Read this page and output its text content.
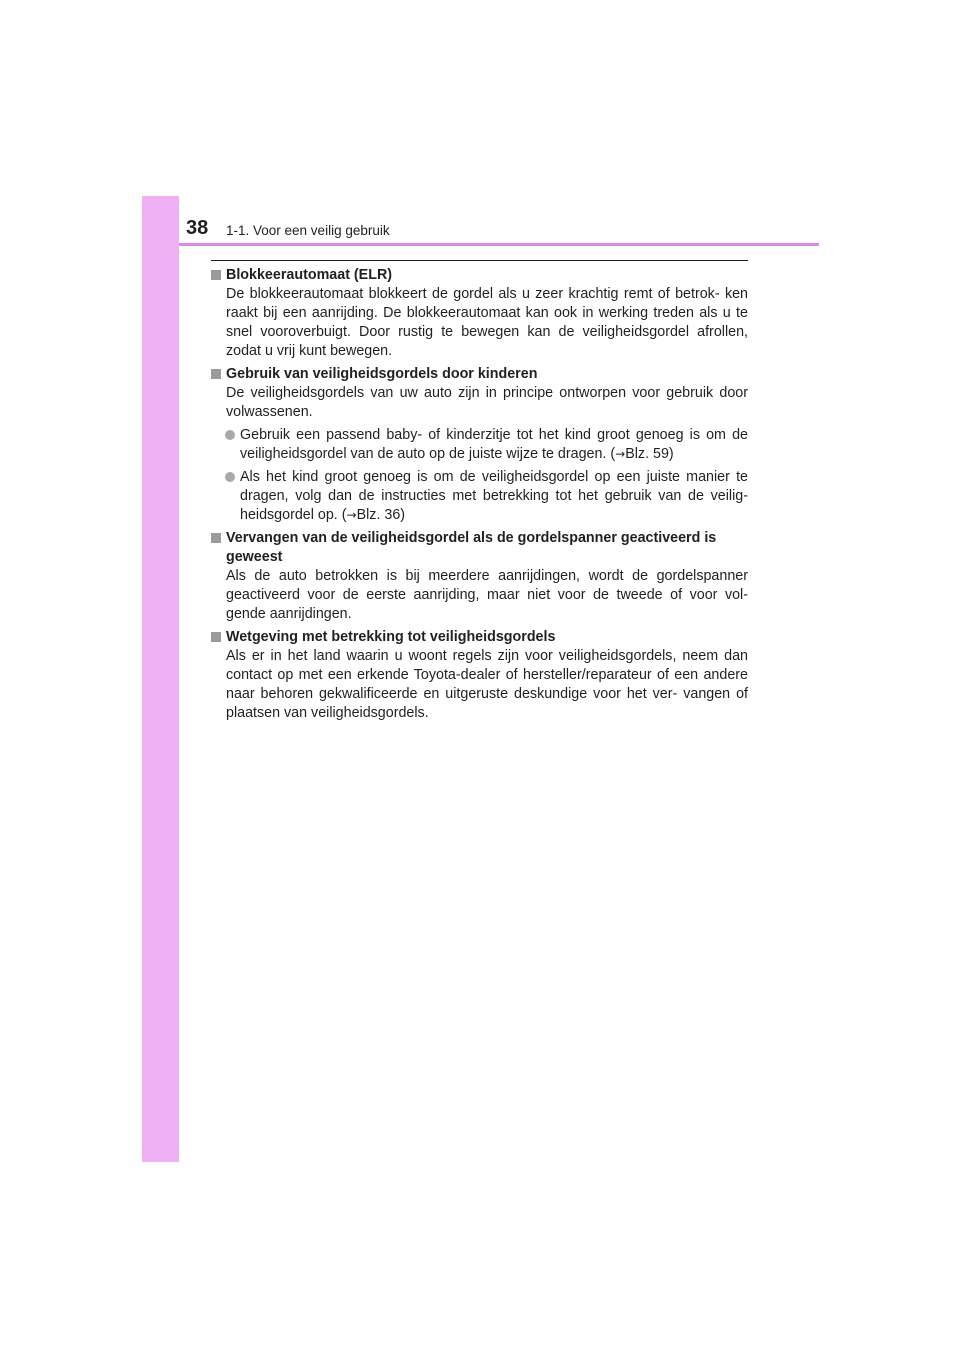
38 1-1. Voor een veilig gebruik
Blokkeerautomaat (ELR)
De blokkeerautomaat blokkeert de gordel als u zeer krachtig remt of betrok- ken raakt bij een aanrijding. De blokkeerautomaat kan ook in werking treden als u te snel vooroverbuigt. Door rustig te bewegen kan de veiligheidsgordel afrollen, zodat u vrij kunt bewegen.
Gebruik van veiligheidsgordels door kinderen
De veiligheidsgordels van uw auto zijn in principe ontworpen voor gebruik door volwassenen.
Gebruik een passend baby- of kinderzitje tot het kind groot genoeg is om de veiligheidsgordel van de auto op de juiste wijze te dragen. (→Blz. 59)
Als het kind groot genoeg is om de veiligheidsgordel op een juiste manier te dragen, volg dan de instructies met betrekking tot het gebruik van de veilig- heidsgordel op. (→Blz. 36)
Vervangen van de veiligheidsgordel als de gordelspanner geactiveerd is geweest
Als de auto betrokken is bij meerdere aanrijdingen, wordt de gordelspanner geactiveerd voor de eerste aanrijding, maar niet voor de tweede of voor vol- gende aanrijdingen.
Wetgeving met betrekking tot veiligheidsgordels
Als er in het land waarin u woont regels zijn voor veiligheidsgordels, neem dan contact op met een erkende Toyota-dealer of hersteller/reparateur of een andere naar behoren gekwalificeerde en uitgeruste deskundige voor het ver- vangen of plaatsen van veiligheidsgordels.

What to work on | Go through the material above and copy each line that has the word "gordelspanner".

Task answer |
Vervangen van de veiligheidsgordel als de gordelspanner geactiveerd is geweest
Als de auto betrokken is bij meerdere aanrijdingen, wordt de gordelspanner geactiveerd voor de eerste aanrijding, maar niet voor de tweede of voor vol- gende aanrijdingen.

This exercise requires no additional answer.